__Goal__. Output the full material exactly as it appears here.

__Material shown__.
+ + + + +

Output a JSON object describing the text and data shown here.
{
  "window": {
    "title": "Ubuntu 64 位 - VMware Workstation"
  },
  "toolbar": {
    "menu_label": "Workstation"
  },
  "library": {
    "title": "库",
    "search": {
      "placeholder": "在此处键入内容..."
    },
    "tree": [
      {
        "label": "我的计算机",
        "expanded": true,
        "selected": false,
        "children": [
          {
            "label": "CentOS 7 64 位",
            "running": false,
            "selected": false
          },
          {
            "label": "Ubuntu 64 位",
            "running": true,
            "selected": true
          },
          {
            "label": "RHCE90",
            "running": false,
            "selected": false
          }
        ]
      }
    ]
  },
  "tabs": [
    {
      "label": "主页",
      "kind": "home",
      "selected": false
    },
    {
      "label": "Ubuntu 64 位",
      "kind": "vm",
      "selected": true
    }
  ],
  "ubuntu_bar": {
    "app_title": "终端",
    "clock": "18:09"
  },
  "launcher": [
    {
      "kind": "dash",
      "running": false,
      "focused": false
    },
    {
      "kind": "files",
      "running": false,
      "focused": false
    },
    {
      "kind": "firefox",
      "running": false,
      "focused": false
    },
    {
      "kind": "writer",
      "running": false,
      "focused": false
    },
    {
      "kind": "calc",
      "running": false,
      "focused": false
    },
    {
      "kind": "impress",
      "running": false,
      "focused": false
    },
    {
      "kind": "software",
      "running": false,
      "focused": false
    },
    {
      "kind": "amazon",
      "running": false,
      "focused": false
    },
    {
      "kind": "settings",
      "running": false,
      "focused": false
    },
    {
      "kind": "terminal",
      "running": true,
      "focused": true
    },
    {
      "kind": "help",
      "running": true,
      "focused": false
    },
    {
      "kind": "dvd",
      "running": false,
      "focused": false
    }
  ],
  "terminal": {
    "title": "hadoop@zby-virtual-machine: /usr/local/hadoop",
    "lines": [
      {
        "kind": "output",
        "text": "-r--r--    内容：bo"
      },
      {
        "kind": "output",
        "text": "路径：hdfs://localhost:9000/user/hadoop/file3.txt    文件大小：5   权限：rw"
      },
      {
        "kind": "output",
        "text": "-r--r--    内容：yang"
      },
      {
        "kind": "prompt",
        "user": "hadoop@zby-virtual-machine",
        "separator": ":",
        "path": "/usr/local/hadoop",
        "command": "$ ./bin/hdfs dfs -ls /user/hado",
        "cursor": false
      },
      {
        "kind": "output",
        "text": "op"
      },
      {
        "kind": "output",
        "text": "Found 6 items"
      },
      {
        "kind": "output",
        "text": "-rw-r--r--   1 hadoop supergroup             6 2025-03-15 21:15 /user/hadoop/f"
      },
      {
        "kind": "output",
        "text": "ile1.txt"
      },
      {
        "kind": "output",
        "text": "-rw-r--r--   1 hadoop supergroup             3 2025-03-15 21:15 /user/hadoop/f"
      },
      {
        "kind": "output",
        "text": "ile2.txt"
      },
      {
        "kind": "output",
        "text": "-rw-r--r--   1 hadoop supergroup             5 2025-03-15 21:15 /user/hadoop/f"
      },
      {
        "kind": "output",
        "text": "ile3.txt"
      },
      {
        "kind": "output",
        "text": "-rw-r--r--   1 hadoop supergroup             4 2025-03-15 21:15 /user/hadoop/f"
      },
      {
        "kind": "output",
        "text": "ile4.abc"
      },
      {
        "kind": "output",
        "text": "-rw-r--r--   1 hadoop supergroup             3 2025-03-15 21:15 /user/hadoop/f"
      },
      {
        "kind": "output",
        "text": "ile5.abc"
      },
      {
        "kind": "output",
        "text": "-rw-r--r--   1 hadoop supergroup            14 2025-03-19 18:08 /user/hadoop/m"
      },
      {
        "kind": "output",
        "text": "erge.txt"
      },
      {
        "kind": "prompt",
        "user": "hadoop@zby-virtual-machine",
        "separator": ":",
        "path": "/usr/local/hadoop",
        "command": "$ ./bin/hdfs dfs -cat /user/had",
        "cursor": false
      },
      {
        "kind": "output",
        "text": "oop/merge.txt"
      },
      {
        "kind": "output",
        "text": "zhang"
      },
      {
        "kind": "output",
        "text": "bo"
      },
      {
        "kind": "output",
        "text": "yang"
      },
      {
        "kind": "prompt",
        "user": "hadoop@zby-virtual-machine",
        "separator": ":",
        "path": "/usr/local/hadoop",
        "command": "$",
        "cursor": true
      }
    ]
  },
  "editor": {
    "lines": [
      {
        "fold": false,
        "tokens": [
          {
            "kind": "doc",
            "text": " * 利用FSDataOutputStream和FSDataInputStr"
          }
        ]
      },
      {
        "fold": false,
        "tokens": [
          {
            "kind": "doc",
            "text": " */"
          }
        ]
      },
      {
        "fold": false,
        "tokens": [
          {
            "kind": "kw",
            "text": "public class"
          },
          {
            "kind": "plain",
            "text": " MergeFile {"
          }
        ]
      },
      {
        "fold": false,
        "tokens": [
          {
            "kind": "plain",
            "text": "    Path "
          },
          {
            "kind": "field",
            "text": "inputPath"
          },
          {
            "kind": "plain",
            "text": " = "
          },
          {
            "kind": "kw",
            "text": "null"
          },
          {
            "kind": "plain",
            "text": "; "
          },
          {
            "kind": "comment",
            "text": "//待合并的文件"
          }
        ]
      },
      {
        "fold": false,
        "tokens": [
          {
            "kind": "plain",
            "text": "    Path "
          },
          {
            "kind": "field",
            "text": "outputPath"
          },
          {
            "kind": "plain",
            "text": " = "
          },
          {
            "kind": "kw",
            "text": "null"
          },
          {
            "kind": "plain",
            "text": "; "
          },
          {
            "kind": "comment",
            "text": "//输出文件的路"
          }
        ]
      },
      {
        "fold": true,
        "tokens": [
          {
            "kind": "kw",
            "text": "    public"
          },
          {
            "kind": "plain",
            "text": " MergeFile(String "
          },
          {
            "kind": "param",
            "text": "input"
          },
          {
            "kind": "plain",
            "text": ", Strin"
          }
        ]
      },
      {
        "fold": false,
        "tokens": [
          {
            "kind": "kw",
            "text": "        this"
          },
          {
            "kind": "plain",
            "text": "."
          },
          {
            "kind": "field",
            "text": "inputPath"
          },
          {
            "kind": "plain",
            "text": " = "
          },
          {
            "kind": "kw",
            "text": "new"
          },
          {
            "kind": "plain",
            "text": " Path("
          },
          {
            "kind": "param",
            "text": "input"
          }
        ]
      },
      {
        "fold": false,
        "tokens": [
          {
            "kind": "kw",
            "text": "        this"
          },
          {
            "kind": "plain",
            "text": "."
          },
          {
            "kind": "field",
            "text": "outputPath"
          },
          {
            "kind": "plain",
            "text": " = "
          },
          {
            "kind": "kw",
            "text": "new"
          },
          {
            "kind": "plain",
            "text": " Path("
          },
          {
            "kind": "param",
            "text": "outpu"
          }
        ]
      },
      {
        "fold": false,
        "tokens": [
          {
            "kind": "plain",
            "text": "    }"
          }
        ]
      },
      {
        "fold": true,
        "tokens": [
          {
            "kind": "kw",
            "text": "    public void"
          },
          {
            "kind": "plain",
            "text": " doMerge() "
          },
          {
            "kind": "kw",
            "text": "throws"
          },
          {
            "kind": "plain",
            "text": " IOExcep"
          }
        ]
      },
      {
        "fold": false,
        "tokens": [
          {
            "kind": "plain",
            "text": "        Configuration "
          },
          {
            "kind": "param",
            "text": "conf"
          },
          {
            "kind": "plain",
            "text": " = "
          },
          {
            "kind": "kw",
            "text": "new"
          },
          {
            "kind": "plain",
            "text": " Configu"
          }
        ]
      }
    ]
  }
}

+ + + + +

__Solution to the problem__.
Output a JSON object describing the text and data shown here.
{
  "window": {
    "title": "Ubuntu 64 位 - VMware Workstation"
  },
  "toolbar": {
    "menu_label": "Workstation"
  },
  "library": {
    "title": "库",
    "search": {
      "placeholder": "在此处键入内容..."
    },
    "tree": [
      {
        "label": "我的计算机",
        "expanded": true,
        "selected": false,
        "children": [
          {
            "label": "CentOS 7 64 位",
            "running": false,
            "selected": false
          },
          {
            "label": "Ubuntu 64 位",
            "running": true,
            "selected": true
          },
          {
            "label": "RHCE90",
            "running": false,
            "selected": false
          }
        ]
      }
    ]
  },
  "tabs": [
    {
      "label": "主页",
      "kind": "home",
      "selected": false
    },
    {
      "label": "Ubuntu 64 位",
      "kind": "vm",
      "selected": true
    }
  ],
  "ubuntu_bar": {
    "app_title": "终端",
    "clock": "18:09"
  },
  "launcher": [
    {
      "kind": "dash",
      "running": false,
      "focused": false
    },
    {
      "kind": "files",
      "running": false,
      "focused": false
    },
    {
      "kind": "firefox",
      "running": false,
      "focused": false
    },
    {
      "kind": "writer",
      "running": false,
      "focused": false
    },
    {
      "kind": "calc",
      "running": false,
      "focused": false
    },
    {
      "kind": "impress",
      "running": false,
      "focused": false
    },
    {
      "kind": "software",
      "running": false,
      "focused": false
    },
    {
      "kind": "amazon",
      "running": false,
      "focused": false
    },
    {
      "kind": "settings",
      "running": false,
      "focused": false
    },
    {
      "kind": "terminal",
      "running": true,
      "focused": true
    },
    {
      "kind": "help",
      "running": true,
      "focused": false
    },
    {
      "kind": "dvd",
      "running": false,
      "focused": false
    }
  ],
  "terminal": {
    "title": "hadoop@zby-virtual-machine: /usr/local/hadoop",
    "lines": [
      {
        "kind": "output",
        "text": "-r--r--    内容：bo"
      },
      {
        "kind": "output",
        "text": "路径：hdfs://localhost:9000/user/hadoop/file3.txt    文件大小：5   权限：rw"
      },
      {
        "kind": "output",
        "text": "-r--r--    内容：yang"
      },
      {
        "kind": "prompt",
        "user": "hadoop@zby-virtual-machine",
        "separator": ":",
        "path": "/usr/local/hadoop",
        "command": "$ ./bin/hdfs dfs -ls /user/hado",
        "cursor": false
      },
      {
        "kind": "output",
        "text": "op"
      },
      {
        "kind": "output",
        "text": "Found 6 items"
      },
      {
        "kind": "output",
        "text": "-rw-r--r--   1 hadoop supergroup             6 2025-03-15 21:15 /user/hadoop/f"
      },
      {
        "kind": "output",
        "text": "ile1.txt"
      },
      {
        "kind": "output",
        "text": "-rw-r--r--   1 hadoop supergroup             3 2025-03-15 21:15 /user/hadoop/f"
      },
      {
        "kind": "output",
        "text": "ile2.txt"
      },
      {
        "kind": "output",
        "text": "-rw-r--r--   1 hadoop supergroup             5 2025-03-15 21:15 /user/hadoop/f"
      },
      {
        "kind": "output",
        "text": "ile3.txt"
      },
      {
        "kind": "output",
        "text": "-rw-r--r--   1 hadoop supergroup             4 2025-03-15 21:15 /user/hadoop/f"
      },
      {
        "kind": "output",
        "text": "ile4.abc"
      },
      {
        "kind": "output",
        "text": "-rw-r--r--   1 hadoop supergroup             3 2025-03-15 21:15 /user/hadoop/f"
      },
      {
        "kind": "output",
        "text": "ile5.abc"
      },
      {
        "kind": "output",
        "text": "-rw-r--r--   1 hadoop supergroup            14 2025-03-19 18:08 /user/hadoop/m"
      },
      {
        "kind": "output",
        "text": "erge.txt"
      },
      {
        "kind": "prompt",
        "user": "hadoop@zby-virtual-machine",
        "separator": ":",
        "path": "/usr/local/hadoop",
        "command": "$ ./bin/hdfs dfs -cat /user/had",
        "cursor": false
      },
      {
        "kind": "output",
        "text": "oop/merge.txt"
      },
      {
        "kind": "output",
        "text": "zhang"
      },
      {
        "kind": "output",
        "text": "bo"
      },
      {
        "kind": "output",
        "text": "yang"
      },
      {
        "kind": "prompt",
        "user": "hadoop@zby-virtual-machine",
        "separator": ":",
        "path": "/usr/local/hadoop",
        "command": "$",
        "cursor": true
      }
    ]
  },
  "editor": {
    "lines": [
      {
        "fold": false,
        "tokens": [
          {
            "kind": "doc",
            "text": " * 利用FSDataOutputStream和FSDataInputStr"
          }
        ]
      },
      {
        "fold": false,
        "tokens": [
          {
            "kind": "doc",
            "text": " */"
          }
        ]
      },
      {
        "fold": false,
        "tokens": [
          {
            "kind": "kw",
            "text": "public class"
          },
          {
            "kind": "plain",
            "text": " MergeFile {"
          }
        ]
      },
      {
        "fold": false,
        "tokens": [
          {
            "kind": "plain",
            "text": "    Path "
          },
          {
            "kind": "field",
            "text": "inputPath"
          },
          {
            "kind": "plain",
            "text": " = "
          },
          {
            "kind": "kw",
            "text": "null"
          },
          {
            "kind": "plain",
            "text": "; "
          },
          {
            "kind": "comment",
            "text": "//待合并的文件"
          }
        ]
      },
      {
        "fold": false,
        "tokens": [
          {
            "kind": "plain",
            "text": "    Path "
          },
          {
            "kind": "field",
            "text": "outputPath"
          },
          {
            "kind": "plain",
            "text": " = "
          },
          {
            "kind": "kw",
            "text": "null"
          },
          {
            "kind": "plain",
            "text": "; "
          },
          {
            "kind": "comment",
            "text": "//输出文件的路"
          }
        ]
      },
      {
        "fold": true,
        "tokens": [
          {
            "kind": "kw",
            "text": "    public"
          },
          {
            "kind": "plain",
            "text": " MergeFile(String "
          },
          {
            "kind": "param",
            "text": "input"
          },
          {
            "kind": "plain",
            "text": ", Strin"
          }
        ]
      },
      {
        "fold": false,
        "tokens": [
          {
            "kind": "kw",
            "text": "        this"
          },
          {
            "kind": "plain",
            "text": "."
          },
          {
            "kind": "field",
            "text": "inputPath"
          },
          {
            "kind": "plain",
            "text": " = "
          },
          {
            "kind": "kw",
            "text": "new"
          },
          {
            "kind": "plain",
            "text": " Path("
          },
          {
            "kind": "param",
            "text": "input"
          }
        ]
      },
      {
        "fold": false,
        "tokens": [
          {
            "kind": "kw",
            "text": "        this"
          },
          {
            "kind": "plain",
            "text": "."
          },
          {
            "kind": "field",
            "text": "outputPath"
          },
          {
            "kind": "plain",
            "text": " = "
          },
          {
            "kind": "kw",
            "text": "new"
          },
          {
            "kind": "plain",
            "text": " Path("
          },
          {
            "kind": "param",
            "text": "outpu"
          }
        ]
      },
      {
        "fold": false,
        "tokens": [
          {
            "kind": "plain",
            "text": "    }"
          }
        ]
      },
      {
        "fold": true,
        "tokens": [
          {
            "kind": "kw",
            "text": "    public void"
          },
          {
            "kind": "plain",
            "text": " doMerge() "
          },
          {
            "kind": "kw",
            "text": "throws"
          },
          {
            "kind": "plain",
            "text": " IOExcep"
          }
        ]
      },
      {
        "fold": false,
        "tokens": [
          {
            "kind": "plain",
            "text": "        Configuration "
          },
          {
            "kind": "param",
            "text": "conf"
          },
          {
            "kind": "plain",
            "text": " = "
          },
          {
            "kind": "kw",
            "text": "new"
          },
          {
            "kind": "plain",
            "text": " Configu"
          }
        ]
      }
    ]
  }
}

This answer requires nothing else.